Write the data out again, character for character, with no images.

--- START OF Record extracts ---

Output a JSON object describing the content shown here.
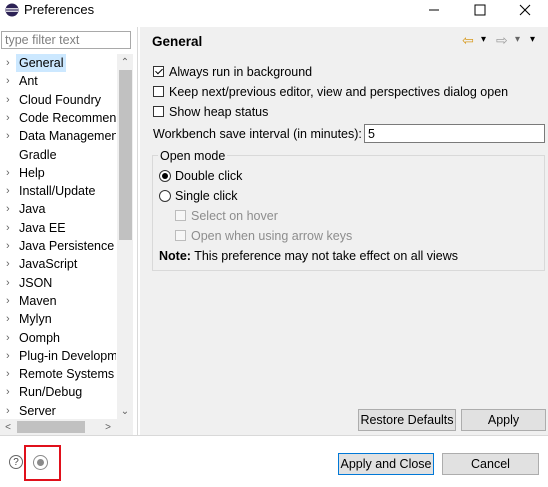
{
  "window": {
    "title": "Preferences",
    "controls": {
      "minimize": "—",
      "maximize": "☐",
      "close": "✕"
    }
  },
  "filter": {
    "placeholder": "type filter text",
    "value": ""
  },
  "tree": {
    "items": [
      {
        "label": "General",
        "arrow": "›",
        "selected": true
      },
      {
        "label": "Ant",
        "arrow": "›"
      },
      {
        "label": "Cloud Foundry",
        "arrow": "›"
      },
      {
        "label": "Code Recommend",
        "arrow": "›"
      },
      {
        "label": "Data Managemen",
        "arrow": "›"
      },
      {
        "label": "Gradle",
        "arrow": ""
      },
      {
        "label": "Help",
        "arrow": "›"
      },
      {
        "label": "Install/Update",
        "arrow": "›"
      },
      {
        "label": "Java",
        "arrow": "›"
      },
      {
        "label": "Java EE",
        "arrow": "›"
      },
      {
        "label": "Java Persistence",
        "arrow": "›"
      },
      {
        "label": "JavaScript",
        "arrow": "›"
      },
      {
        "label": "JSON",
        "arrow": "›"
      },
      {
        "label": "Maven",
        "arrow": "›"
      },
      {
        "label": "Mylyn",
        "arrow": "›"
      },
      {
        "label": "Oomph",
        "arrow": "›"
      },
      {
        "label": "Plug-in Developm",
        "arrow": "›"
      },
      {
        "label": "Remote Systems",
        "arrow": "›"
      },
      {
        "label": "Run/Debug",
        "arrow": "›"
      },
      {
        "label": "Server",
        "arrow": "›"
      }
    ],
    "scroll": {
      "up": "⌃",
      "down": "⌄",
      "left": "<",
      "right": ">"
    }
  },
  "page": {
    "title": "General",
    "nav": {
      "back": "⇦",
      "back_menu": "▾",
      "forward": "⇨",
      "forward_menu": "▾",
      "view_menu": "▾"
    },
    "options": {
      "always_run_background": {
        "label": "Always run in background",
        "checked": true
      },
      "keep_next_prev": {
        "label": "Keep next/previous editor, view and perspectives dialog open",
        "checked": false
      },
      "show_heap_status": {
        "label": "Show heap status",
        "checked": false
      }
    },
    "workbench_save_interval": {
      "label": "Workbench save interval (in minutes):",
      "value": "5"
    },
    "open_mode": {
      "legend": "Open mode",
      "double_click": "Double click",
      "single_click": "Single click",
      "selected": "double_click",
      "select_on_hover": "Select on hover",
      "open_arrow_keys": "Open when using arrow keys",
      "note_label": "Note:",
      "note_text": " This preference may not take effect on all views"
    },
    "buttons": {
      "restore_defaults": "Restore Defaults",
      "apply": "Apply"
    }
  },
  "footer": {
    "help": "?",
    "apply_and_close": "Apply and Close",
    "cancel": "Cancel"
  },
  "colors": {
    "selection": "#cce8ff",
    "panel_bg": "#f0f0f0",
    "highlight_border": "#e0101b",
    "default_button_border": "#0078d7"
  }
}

--- END OF Record extracts ---

• _Answer to this task_
Output a JSON object describing the content shown here.
{
  "window": {
    "title": "Preferences",
    "controls": {
      "minimize": "—",
      "maximize": "☐",
      "close": "✕"
    }
  },
  "filter": {
    "placeholder": "type filter text",
    "value": ""
  },
  "tree": {
    "items": [
      {
        "label": "General",
        "arrow": "›",
        "selected": true
      },
      {
        "label": "Ant",
        "arrow": "›"
      },
      {
        "label": "Cloud Foundry",
        "arrow": "›"
      },
      {
        "label": "Code Recommend",
        "arrow": "›"
      },
      {
        "label": "Data Managemen",
        "arrow": "›"
      },
      {
        "label": "Gradle",
        "arrow": ""
      },
      {
        "label": "Help",
        "arrow": "›"
      },
      {
        "label": "Install/Update",
        "arrow": "›"
      },
      {
        "label": "Java",
        "arrow": "›"
      },
      {
        "label": "Java EE",
        "arrow": "›"
      },
      {
        "label": "Java Persistence",
        "arrow": "›"
      },
      {
        "label": "JavaScript",
        "arrow": "›"
      },
      {
        "label": "JSON",
        "arrow": "›"
      },
      {
        "label": "Maven",
        "arrow": "›"
      },
      {
        "label": "Mylyn",
        "arrow": "›"
      },
      {
        "label": "Oomph",
        "arrow": "›"
      },
      {
        "label": "Plug-in Developm",
        "arrow": "›"
      },
      {
        "label": "Remote Systems",
        "arrow": "›"
      },
      {
        "label": "Run/Debug",
        "arrow": "›"
      },
      {
        "label": "Server",
        "arrow": "›"
      }
    ],
    "scroll": {
      "up": "⌃",
      "down": "⌄",
      "left": "<",
      "right": ">"
    }
  },
  "page": {
    "title": "General",
    "nav": {
      "back": "⇦",
      "back_menu": "▾",
      "forward": "⇨",
      "forward_menu": "▾",
      "view_menu": "▾"
    },
    "options": {
      "always_run_background": {
        "label": "Always run in background",
        "checked": true
      },
      "keep_next_prev": {
        "label": "Keep next/previous editor, view and perspectives dialog open",
        "checked": false
      },
      "show_heap_status": {
        "label": "Show heap status",
        "checked": false
      }
    },
    "workbench_save_interval": {
      "label": "Workbench save interval (in minutes):",
      "value": "5"
    },
    "open_mode": {
      "legend": "Open mode",
      "double_click": "Double click",
      "single_click": "Single click",
      "selected": "double_click",
      "select_on_hover": "Select on hover",
      "open_arrow_keys": "Open when using arrow keys",
      "note_label": "Note:",
      "note_text": " This preference may not take effect on all views"
    },
    "buttons": {
      "restore_defaults": "Restore Defaults",
      "apply": "Apply"
    }
  },
  "footer": {
    "help": "?",
    "apply_and_close": "Apply and Close",
    "cancel": "Cancel"
  },
  "colors": {
    "selection": "#cce8ff",
    "panel_bg": "#f0f0f0",
    "highlight_border": "#e0101b",
    "default_button_border": "#0078d7"
  }
}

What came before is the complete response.